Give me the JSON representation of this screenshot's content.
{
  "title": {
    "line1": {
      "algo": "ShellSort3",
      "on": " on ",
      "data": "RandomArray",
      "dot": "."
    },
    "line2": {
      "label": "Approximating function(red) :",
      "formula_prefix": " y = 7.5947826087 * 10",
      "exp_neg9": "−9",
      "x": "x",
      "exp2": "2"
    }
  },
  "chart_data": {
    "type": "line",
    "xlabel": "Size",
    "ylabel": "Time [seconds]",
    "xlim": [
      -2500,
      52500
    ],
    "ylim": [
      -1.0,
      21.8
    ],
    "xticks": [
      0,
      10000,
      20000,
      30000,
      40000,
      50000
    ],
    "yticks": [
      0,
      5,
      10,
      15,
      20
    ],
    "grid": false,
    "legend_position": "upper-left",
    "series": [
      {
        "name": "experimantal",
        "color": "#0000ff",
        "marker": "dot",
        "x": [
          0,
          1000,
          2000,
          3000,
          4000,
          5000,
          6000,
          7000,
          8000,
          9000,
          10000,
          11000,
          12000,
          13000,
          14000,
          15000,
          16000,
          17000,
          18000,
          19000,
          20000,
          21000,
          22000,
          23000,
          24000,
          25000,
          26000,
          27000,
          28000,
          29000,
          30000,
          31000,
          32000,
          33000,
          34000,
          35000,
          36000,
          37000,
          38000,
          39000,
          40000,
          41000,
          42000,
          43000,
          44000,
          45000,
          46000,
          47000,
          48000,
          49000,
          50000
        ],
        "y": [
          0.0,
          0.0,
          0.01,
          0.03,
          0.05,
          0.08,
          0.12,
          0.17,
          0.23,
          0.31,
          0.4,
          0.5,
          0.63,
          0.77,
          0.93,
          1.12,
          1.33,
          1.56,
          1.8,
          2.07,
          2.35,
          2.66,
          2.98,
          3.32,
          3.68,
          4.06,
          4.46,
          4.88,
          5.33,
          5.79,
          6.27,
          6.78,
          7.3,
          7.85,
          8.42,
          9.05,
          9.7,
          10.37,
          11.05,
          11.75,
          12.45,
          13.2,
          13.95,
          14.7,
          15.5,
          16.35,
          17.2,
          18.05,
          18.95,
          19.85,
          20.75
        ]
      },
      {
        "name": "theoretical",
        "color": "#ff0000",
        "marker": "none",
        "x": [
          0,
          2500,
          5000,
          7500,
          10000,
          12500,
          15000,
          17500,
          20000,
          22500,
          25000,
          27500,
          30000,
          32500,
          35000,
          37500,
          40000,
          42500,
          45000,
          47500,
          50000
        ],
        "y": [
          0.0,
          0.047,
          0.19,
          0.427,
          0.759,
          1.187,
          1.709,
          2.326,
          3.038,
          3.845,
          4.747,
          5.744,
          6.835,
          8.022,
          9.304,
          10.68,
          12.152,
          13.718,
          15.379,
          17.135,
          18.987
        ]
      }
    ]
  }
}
-*-*-
**GIVEN INSTRUCTION:**
State the number of lines in this listing that contain the string "name", and add nothing else.

**OUTPUT BELOW:**
2